In an essay making the rounds this week, the Year We Broke the Internet, writer Luke O'Neil notes the recent spate of hoaxes and lousy journalism – including the bogus snow on the Pyramids picture and Elan Gale's airplane fiction-tweeting – and chalks it all up to the "traffic-at-all-costs mentality – veracity, newsworthiness, and relevance be damned".

All true, and yet … look around. You'll find ProPublica, the Texas Tribune, the Center for Investigative Reporting and many others in an expanding universe of civic-minded investigative journalism.

You'll see smart people investing in for-profit ventures like Vox Media, which has a notion that advertisers will prefer quality to crap, and Medium, a platform/media play that, among other initiatives, absorbed the serious and excellent Matter "long-form" project. Maybe they're wrong; but maybe not.

The Patch experiment, a huge collection of local sites around the country, is faring poorly, and its owner, AOL, has been less and less supportive. Patch was a brute-force, corporate attack on local news in a world where the main revenue source, advertising, has eroded beyond repair. I'm glad they tried.

### Excerpted data
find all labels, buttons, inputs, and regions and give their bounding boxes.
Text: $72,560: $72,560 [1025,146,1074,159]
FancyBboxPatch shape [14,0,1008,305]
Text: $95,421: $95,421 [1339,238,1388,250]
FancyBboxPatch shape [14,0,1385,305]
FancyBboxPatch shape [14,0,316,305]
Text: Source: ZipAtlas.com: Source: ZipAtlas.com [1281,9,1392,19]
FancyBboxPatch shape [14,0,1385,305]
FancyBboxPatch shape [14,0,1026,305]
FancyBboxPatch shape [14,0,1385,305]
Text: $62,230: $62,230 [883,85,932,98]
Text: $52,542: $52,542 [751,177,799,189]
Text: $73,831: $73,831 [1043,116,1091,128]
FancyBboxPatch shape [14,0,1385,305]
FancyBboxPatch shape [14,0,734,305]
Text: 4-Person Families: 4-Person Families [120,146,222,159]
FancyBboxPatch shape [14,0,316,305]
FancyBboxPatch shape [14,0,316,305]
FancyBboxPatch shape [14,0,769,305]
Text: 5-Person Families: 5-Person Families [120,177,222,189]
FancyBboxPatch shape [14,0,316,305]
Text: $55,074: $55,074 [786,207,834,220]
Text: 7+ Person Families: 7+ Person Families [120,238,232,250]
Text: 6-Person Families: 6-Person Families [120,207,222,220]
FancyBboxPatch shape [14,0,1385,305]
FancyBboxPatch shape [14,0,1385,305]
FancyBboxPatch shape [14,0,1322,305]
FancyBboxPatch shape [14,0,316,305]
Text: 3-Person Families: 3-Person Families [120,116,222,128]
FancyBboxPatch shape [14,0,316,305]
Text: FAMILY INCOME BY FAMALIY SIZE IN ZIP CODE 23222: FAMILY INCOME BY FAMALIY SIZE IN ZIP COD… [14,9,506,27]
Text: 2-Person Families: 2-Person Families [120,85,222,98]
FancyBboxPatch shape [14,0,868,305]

### Exercise 1
In the passage on online journalism, which company owns the Patch network of local sites?
### Exercise 2
Extract the part of the passage on online journalism starting at "All true, and" and ending at "civic-minded investigative journalism.".
The records have no connection to the text.

### Finished answer 1
AOL

### Finished answer 2
All true, and yet … look around. You'll find ProPublica, the Texas Tribune, the Center for Investigative Reporting and many others in an expanding universe of civic-minded investigative journalism.